* _Aim_: Write out every line of the material exactly as it appears.

--- begin Material for this task ---

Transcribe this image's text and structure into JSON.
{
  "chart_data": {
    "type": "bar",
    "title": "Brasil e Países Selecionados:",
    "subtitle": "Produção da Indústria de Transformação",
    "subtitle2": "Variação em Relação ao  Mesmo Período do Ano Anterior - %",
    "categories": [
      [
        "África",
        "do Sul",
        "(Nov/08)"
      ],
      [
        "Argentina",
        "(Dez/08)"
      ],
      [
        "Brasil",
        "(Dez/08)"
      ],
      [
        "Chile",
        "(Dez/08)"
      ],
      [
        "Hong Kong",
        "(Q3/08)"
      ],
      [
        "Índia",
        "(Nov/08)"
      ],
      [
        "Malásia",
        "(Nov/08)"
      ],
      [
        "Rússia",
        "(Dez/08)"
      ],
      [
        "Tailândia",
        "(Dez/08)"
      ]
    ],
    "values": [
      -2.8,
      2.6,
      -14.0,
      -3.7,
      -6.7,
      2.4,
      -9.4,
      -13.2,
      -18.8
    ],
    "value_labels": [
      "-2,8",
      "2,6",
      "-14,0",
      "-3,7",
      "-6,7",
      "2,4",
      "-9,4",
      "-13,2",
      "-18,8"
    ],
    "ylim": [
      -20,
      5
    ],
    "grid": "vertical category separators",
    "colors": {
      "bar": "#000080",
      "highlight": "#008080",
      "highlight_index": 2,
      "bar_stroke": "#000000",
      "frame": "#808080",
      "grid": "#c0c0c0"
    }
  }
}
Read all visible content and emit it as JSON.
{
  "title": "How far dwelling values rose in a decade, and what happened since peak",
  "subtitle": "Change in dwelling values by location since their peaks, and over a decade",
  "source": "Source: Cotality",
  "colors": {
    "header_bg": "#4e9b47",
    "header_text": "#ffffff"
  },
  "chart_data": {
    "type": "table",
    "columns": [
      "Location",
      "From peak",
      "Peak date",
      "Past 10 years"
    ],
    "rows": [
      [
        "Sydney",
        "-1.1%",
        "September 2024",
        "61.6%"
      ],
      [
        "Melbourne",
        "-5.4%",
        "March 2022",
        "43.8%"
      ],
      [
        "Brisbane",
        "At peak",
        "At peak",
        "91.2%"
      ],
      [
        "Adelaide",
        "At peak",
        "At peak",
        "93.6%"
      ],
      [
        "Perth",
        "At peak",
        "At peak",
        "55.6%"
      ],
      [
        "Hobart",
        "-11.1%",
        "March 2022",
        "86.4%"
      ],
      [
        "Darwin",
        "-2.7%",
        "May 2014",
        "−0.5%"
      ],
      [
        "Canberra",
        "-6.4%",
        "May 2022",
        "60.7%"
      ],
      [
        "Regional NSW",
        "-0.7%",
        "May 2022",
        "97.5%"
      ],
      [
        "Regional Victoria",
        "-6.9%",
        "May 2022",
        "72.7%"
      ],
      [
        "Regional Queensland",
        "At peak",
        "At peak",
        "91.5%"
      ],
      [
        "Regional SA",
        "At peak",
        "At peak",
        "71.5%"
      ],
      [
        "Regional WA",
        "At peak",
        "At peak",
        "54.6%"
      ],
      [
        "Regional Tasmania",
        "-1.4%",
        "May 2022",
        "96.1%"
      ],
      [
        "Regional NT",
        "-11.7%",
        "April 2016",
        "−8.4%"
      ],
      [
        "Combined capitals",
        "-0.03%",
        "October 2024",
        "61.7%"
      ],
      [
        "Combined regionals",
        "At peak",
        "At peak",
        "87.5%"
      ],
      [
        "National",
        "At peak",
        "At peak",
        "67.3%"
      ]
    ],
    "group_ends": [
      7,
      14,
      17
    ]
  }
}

--- end Material for this task ---

* _Problem solution_:
Transcribe this image's text and structure into JSON.
{
  "chart_data": {
    "type": "bar",
    "title": "Brasil e Países Selecionados:",
    "subtitle": "Produção da Indústria de Transformação",
    "subtitle2": "Variação em Relação ao  Mesmo Período do Ano Anterior - %",
    "categories": [
      [
        "África",
        "do Sul",
        "(Nov/08)"
      ],
      [
        "Argentina",
        "(Dez/08)"
      ],
      [
        "Brasil",
        "(Dez/08)"
      ],
      [
        "Chile",
        "(Dez/08)"
      ],
      [
        "Hong Kong",
        "(Q3/08)"
      ],
      [
        "Índia",
        "(Nov/08)"
      ],
      [
        "Malásia",
        "(Nov/08)"
      ],
      [
        "Rússia",
        "(Dez/08)"
      ],
      [
        "Tailândia",
        "(Dez/08)"
      ]
    ],
    "values": [
      -2.8,
      2.6,
      -14.0,
      -3.7,
      -6.7,
      2.4,
      -9.4,
      -13.2,
      -18.8
    ],
    "value_labels": [
      "-2,8",
      "2,6",
      "-14,0",
      "-3,7",
      "-6,7",
      "2,4",
      "-9,4",
      "-13,2",
      "-18,8"
    ],
    "ylim": [
      -20,
      5
    ],
    "grid": "vertical category separators",
    "colors": {
      "bar": "#000080",
      "highlight": "#008080",
      "highlight_index": 2,
      "bar_stroke": "#000000",
      "frame": "#808080",
      "grid": "#c0c0c0"
    }
  }
}
Read all visible content and emit it as JSON.
{
  "title": "How far dwelling values rose in a decade, and what happened since peak",
  "subtitle": "Change in dwelling values by location since their peaks, and over a decade",
  "source": "Source: Cotality",
  "colors": {
    "header_bg": "#4e9b47",
    "header_text": "#ffffff"
  },
  "chart_data": {
    "type": "table",
    "columns": [
      "Location",
      "From peak",
      "Peak date",
      "Past 10 years"
    ],
    "rows": [
      [
        "Sydney",
        "-1.1%",
        "September 2024",
        "61.6%"
      ],
      [
        "Melbourne",
        "-5.4%",
        "March 2022",
        "43.8%"
      ],
      [
        "Brisbane",
        "At peak",
        "At peak",
        "91.2%"
      ],
      [
        "Adelaide",
        "At peak",
        "At peak",
        "93.6%"
      ],
      [
        "Perth",
        "At peak",
        "At peak",
        "55.6%"
      ],
      [
        "Hobart",
        "-11.1%",
        "March 2022",
        "86.4%"
      ],
      [
        "Darwin",
        "-2.7%",
        "May 2014",
        "−0.5%"
      ],
      [
        "Canberra",
        "-6.4%",
        "May 2022",
        "60.7%"
      ],
      [
        "Regional NSW",
        "-0.7%",
        "May 2022",
        "97.5%"
      ],
      [
        "Regional Victoria",
        "-6.9%",
        "May 2022",
        "72.7%"
      ],
      [
        "Regional Queensland",
        "At peak",
        "At peak",
        "91.5%"
      ],
      [
        "Regional SA",
        "At peak",
        "At peak",
        "71.5%"
      ],
      [
        "Regional WA",
        "At peak",
        "At peak",
        "54.6%"
      ],
      [
        "Regional Tasmania",
        "-1.4%",
        "May 2022",
        "96.1%"
      ],
      [
        "Regional NT",
        "-11.7%",
        "April 2016",
        "−8.4%"
      ],
      [
        "Combined capitals",
        "-0.03%",
        "October 2024",
        "61.7%"
      ],
      [
        "Combined regionals",
        "At peak",
        "At peak",
        "87.5%"
      ],
      [
        "National",
        "At peak",
        "At peak",
        "67.3%"
      ]
    ],
    "group_ends": [
      7,
      14,
      17
    ]
  }
}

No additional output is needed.